§ What to work on
In the material below, find how many lines contain the string "污染物种类". Write only that number.

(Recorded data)
------------------------------------------------------------------------

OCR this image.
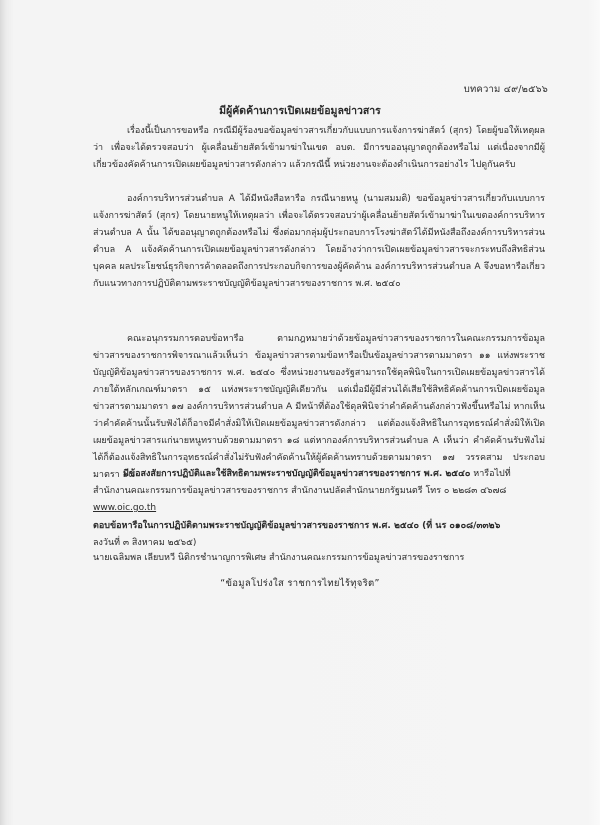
บทความ ๔๙/๒๕๖๖
มีผู้คัดค้านการเปิดเผยข้อมูลข่าวสาร

เรื่องนี้เป็นการขอหรือ กรณีมีผู้ร้องขอข้อมูลข่าวสารเกี่ยวกับแบบการแจ้งการฆ่าสัตว์ (สุกร) โดยผู้ขอให้เหตุผลว่า เพื่อจะได้ตรวจสอบว่า ผู้เคลื่อนย้ายสัตว์เข้ามาฆ่าในเขต อบต. มีการขออนุญาตถูกต้องหรือไม่ แต่เนื่องจากมีผู้เกี่ยวข้องคัดค้านการเปิดเผยข้อมูลข่าวสารดังกล่าว แล้วกรณีนี้ หน่วยงานจะต้องดำเนินการอย่างไร ไปดูกันครับ

องค์การบริหารส่วนตำบล A ได้มีหนังสือหารือ กรณีนายหนู (นามสมมติ) ขอข้อมูลข่าวสารเกี่ยวกับแบบการแจ้งการฆ่าสัตว์ (สุกร) โดยนายหนูให้เหตุผลว่า เพื่อจะได้ตรวจสอบว่าผู้เคลื่อนย้ายสัตว์เข้ามาฆ่าในเขตองค์การบริหารส่วนตำบล A นั้น ได้ขออนุญาตถูกต้องหรือไม่ ซึ่งต่อมากลุ่มผู้ประกอบการโรงฆ่าสัตว์ได้มีหนังสือถึงองค์การบริหารส่วนตำบล A แจ้งคัดค้านการเปิดเผยข้อมูลข่าวสารดังกล่าว โดยอ้างว่าการเปิดเผยข้อมูลข่าวสารจะกระทบถึงสิทธิส่วนบุคคล ผลประโยชน์ธุรกิจการค้าตลอดถึงการประกอบกิจการของผู้คัดค้าน องค์การบริหารส่วนตำบล A จึงขอหารือเกี่ยวกับแนวทางการปฏิบัติตามพระราชบัญญัติข้อมูลข่าวสารของราชการ พ.ศ. ๒๕๔๐

คณะอนุกรรมการตอบข้อหารือ ตามกฎหมายว่าด้วยข้อมูลข่าวสารของราชการในคณะกรรมการข้อมูลข่าวสารของราชการพิจารณาแล้วเห็นว่า ข้อมูลข่าวสารตามข้อหารือเป็นข้อมูลข่าวสารตามมาตรา ๑๑ แห่งพระราชบัญญัติข้อมูลข่าวสารของราชการ พ.ศ. ๒๕๔๐ ซึ่งหน่วยงานของรัฐสามารถใช้ดุลพินิจในการเปิดเผยข้อมูลข่าวสารได้ภายใต้หลักเกณฑ์มาตรา ๑๕ แห่งพระราชบัญญัติเดียวกัน แต่เมื่อมีผู้มีส่วนได้เสียใช้สิทธิคัดค้านการเปิดเผยข้อมูลข่าวสารตามมาตรา ๑๗ องค์การบริหารส่วนตำบล A มีหน้าที่ต้องใช้ดุลพินิจว่าคำคัดค้านดังกล่าวฟังขึ้นหรือไม่ หากเห็นว่าคำคัดค้านนั้นรับฟังได้ก็อาจมีคำสั่งมิให้เปิดเผยข้อมูลข่าวสารดังกล่าว แต่ต้องแจ้งสิทธิในการอุทธรณ์คำสั่งมิให้เปิดเผยข้อมูลข่าวสารแก่นายหนูทราบด้วยตามมาตรา ๑๘ แต่หากองค์การบริหารส่วนตำบล A เห็นว่า คำคัดค้านรับฟังไม่ได้ก็ต้องแจ้งสิทธิในการอุทธรณ์คำสั่งไม่รับฟังคำคัดค้านให้ผู้คัดค้านทราบด้วยตามมาตรา ๑๗ วรรคสาม ประกอบมาตรา ๑๘

มีข้อสงสัยการปฏิบัติและใช้สิทธิตามพระราชบัญญัติข้อมูลข่าวสารของราชการ พ.ศ. ๒๕๔๐ หารือไปที่สำนักงานคณะกรรมการข้อมูลข่าวสารของราชการ สำนักงานปลัดสำนักนายกรัฐมนตรี โทร ๐ ๒๒๘๓ ๔๖๗๘ www.oic.go.th

ตอบข้อหารือในการปฏิบัติตามพระราชบัญญัติข้อมูลข่าวสารของราชการ พ.ศ. ๒๕๔๐ (ที่ นร ๐๑๐๘/๓๓๒๖
ลงวันที่ ๓ สิงหาคม ๒๕๖๕)
นายเฉลิมพล เลียบหวี นิติกรชำนาญการพิเศษ สำนักงานคณะกรรมการข้อมูลข่าวสารของราชการ
“ข้อมูลโปร่งใส ราชการไทยไร้ทุจริต”
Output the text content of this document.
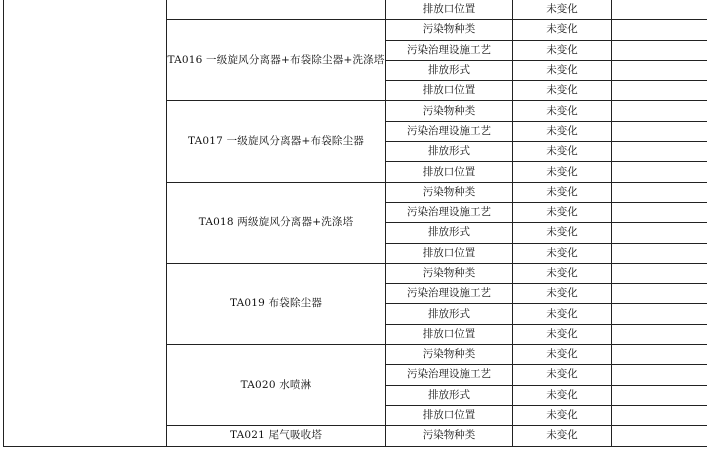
		排放口位置	未变化	
	TA016 一级旋风分离器+布袋除尘器+洗涤塔	污染物种类	未变化	
		污染治理设施工艺	未变化	
		排放形式	未变化	
		排放口位置	未变化	
	TA017 一级旋风分离器+布袋除尘器	污染物种类	未变化	
		污染治理设施工艺	未变化	
		排放形式	未变化	
		排放口位置	未变化	
	TA018 两级旋风分离器+洗涤塔	污染物种类	未变化	
		污染治理设施工艺	未变化	
		排放形式	未变化	
		排放口位置	未变化	
	TA019 布袋除尘器	污染物种类	未变化	
		污染治理设施工艺	未变化	
		排放形式	未变化	
		排放口位置	未变化	
	TA020 水喷淋	污染物种类	未变化	
		污染治理设施工艺	未变化	
		排放形式	未变化	
		排放口位置	未变化	
	TA021 尾气吸收塔	污染物种类	未变化	
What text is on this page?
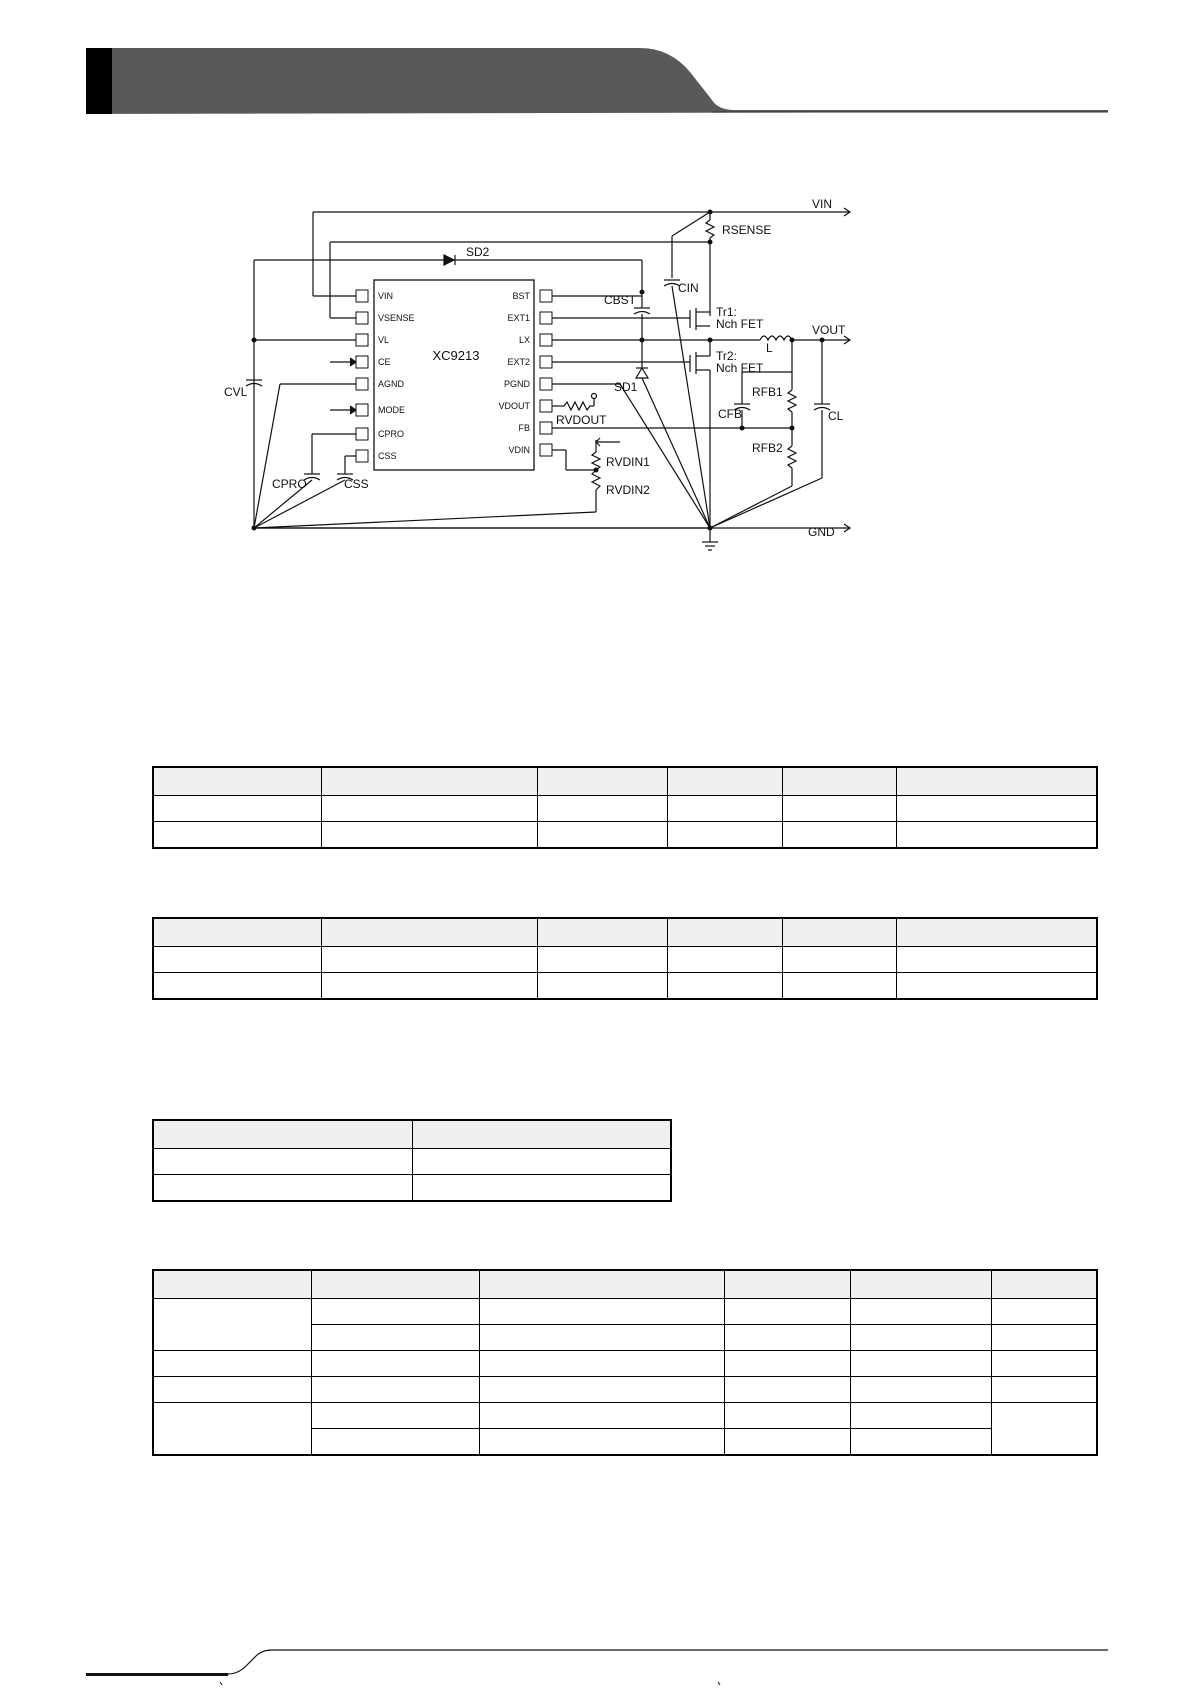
XC9213
VIN
VSENSE
VL
CE
AGND
MODE
CPRO
CSS
BST
EXT1
LX
EXT2
PGND
VDOUT
FB
VDIN
VIN
RSENSE
SD2
CIN
CBST
Tr1:
Nch FET	VOUT
L
Tr2:
Nch FET
SD1	RFB1
CFB	CL
RVDOUT
RFB2
RVDIN1
RVDIN2
CVL
CPRO	CSS
GND
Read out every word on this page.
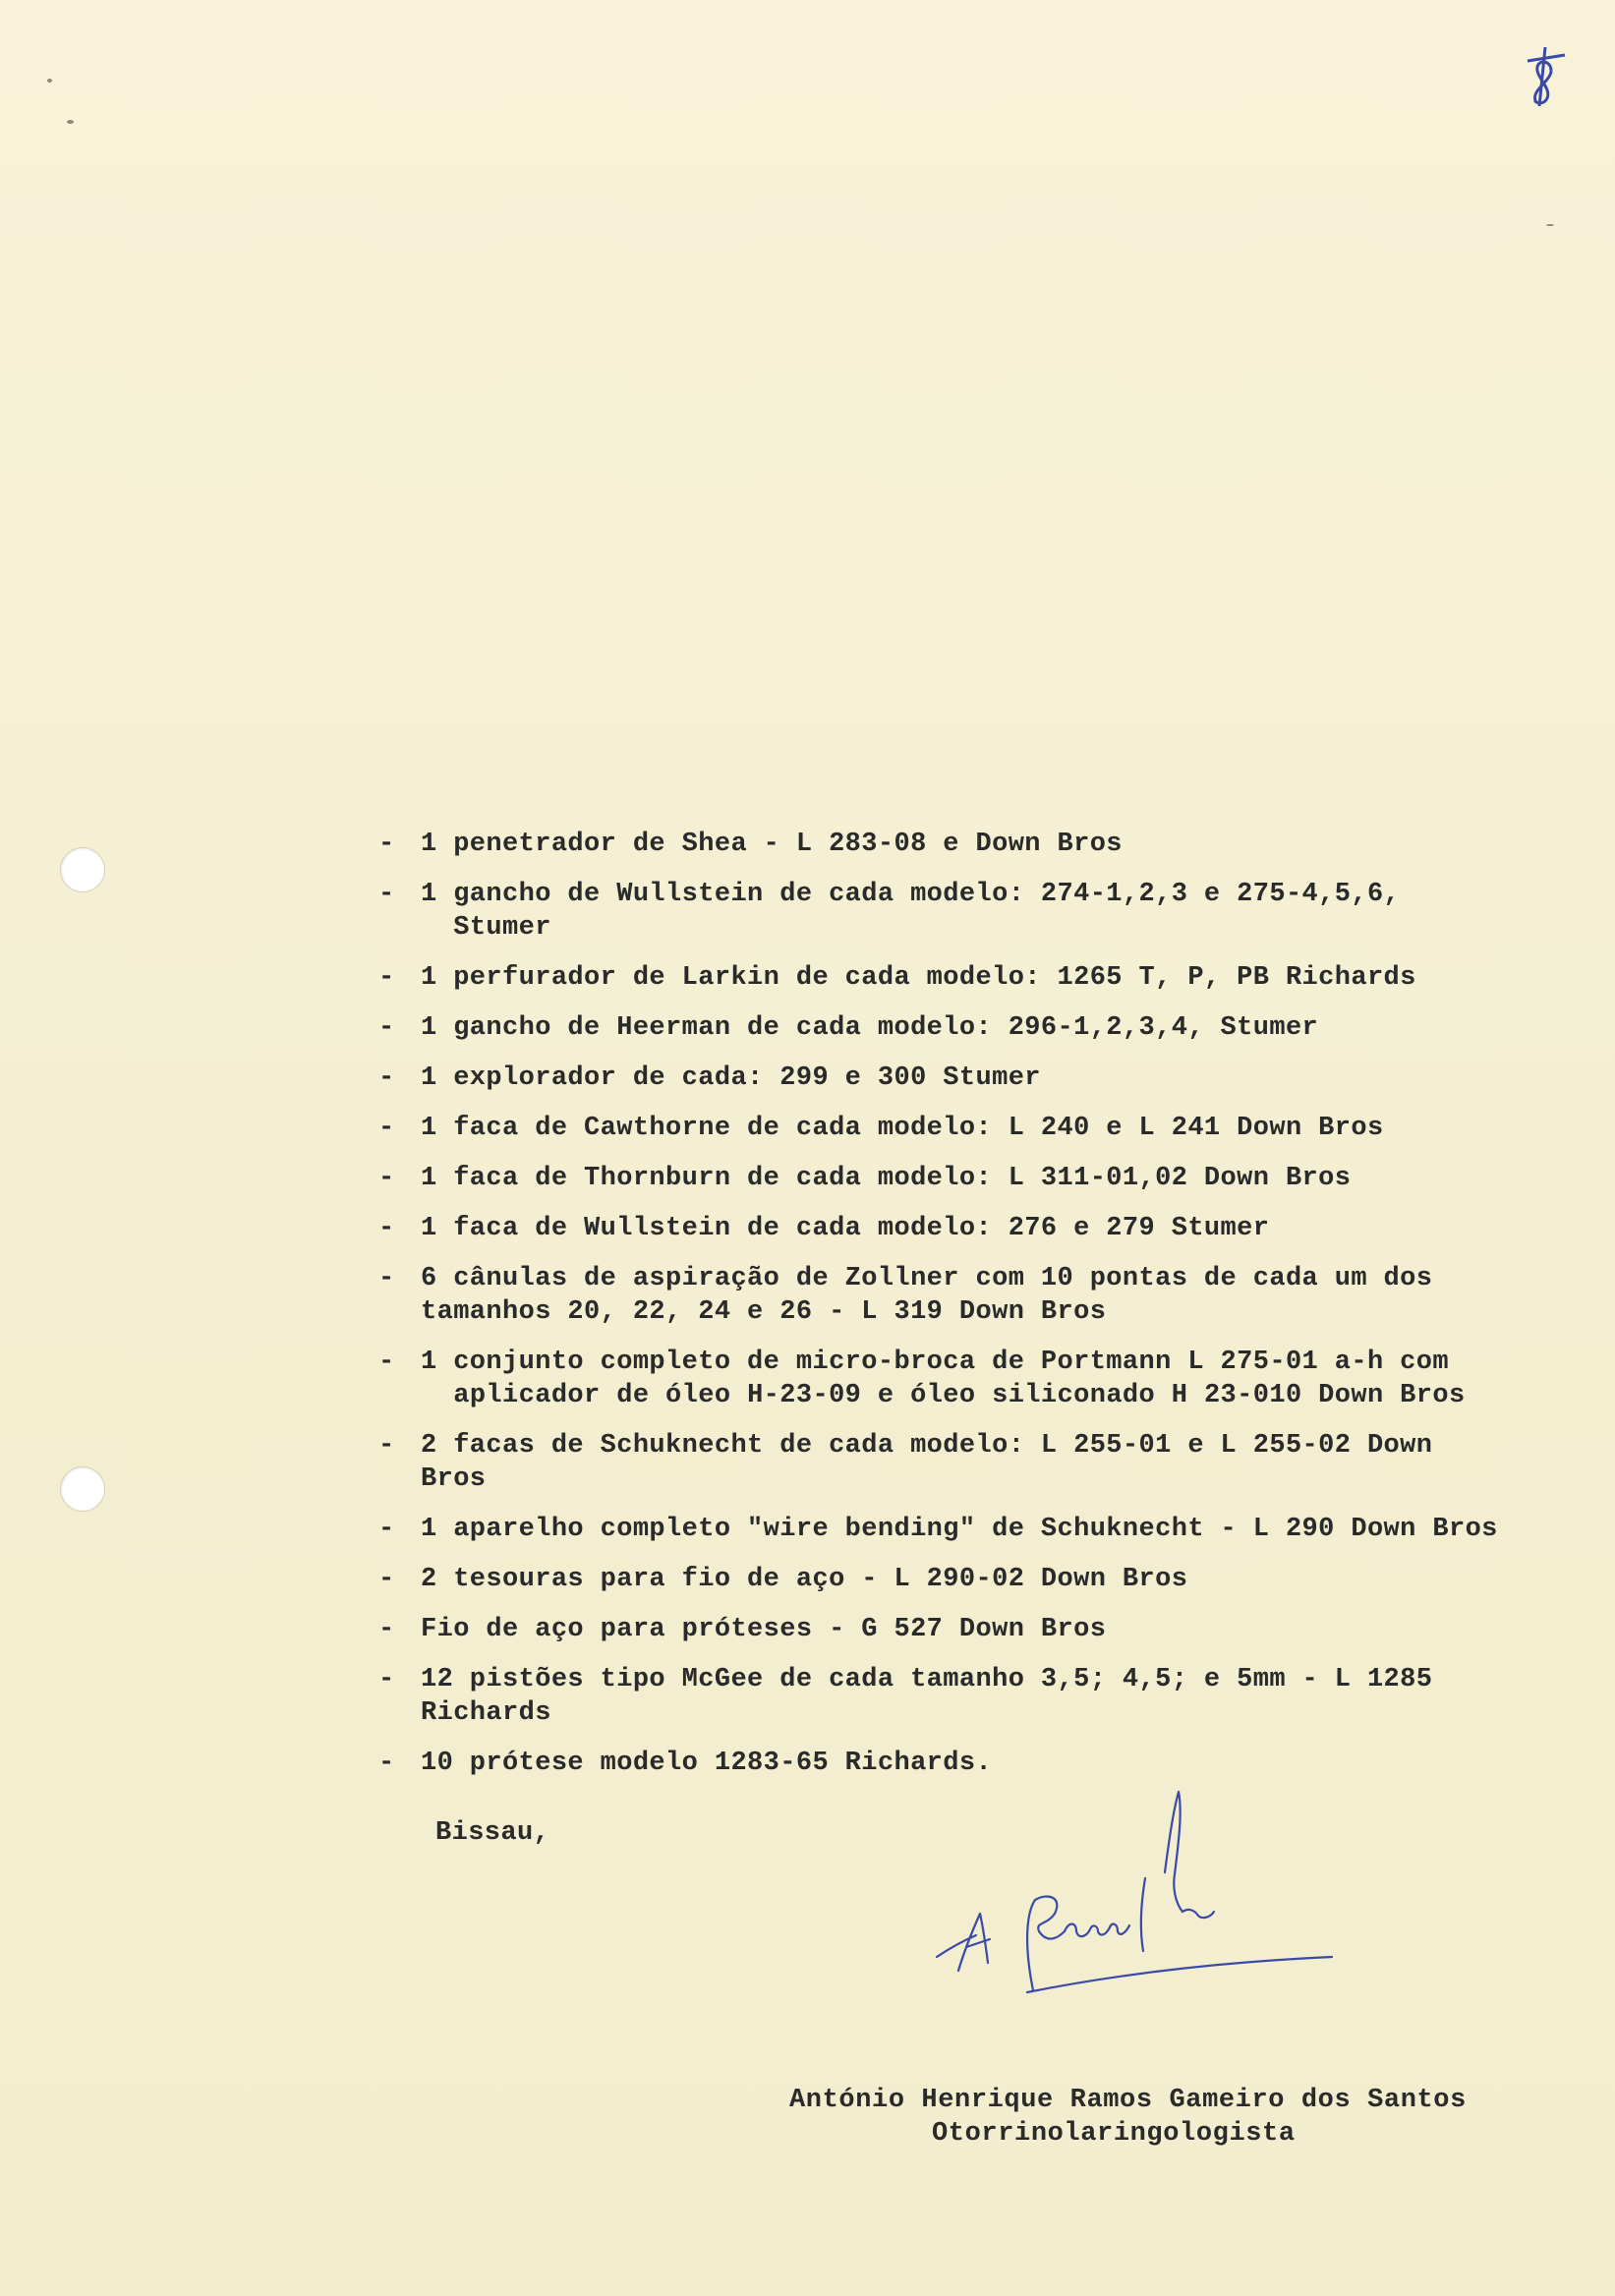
- 1 penetrador de Shea - L 283-08 e Down Bros
- 1 gancho de Wullstein de cada modelo: 274-1,2,3 e 275-4,5,6,
Stumer
- 1 perfurador de Larkin de cada modelo: 1265 T, P, PB Richards
- 1 gancho de Heerman de cada modelo: 296-1,2,3,4, Stumer
- 1 explorador de cada: 299 e 300 Stumer
- 1 faca de Cawthorne de cada modelo: L 240 e L 241 Down Bros
- 1 faca de Thornburn de cada modelo: L 311-01,02 Down Bros
- 1 faca de Wullstein de cada modelo: 276 e 279 Stumer
- 6 cânulas de aspiração de Zollner com 10 pontas de cada um dos
tamanhos 20, 22, 24 e 26 - L 319 Down Bros
- 1 conjunto completo de micro-broca de Portmann L 275-01 a-h com
aplicador de óleo H-23-09 e óleo siliconado H 23-010 Down Bros
- 2 facas de Schuknecht de cada modelo: L 255-01 e L 255-02 Down
Bros
- 1 aparelho completo "wire bending" de Schuknecht - L 290 Down Bros
- 2 tesouras para fio de aço - L 290-02 Down Bros
- Fio de aço para próteses - G 527 Down Bros
- 12 pistões tipo McGee de cada tamanho 3,5; 4,5; e 5mm - L 1285
Richards
- 10 prótese modelo 1283-65 Richards.
Bissau,
António Henrique Ramos Gameiro dos Santos
Otorrinolaringologista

------------------------------------------------------------------------

§ Output of the task
6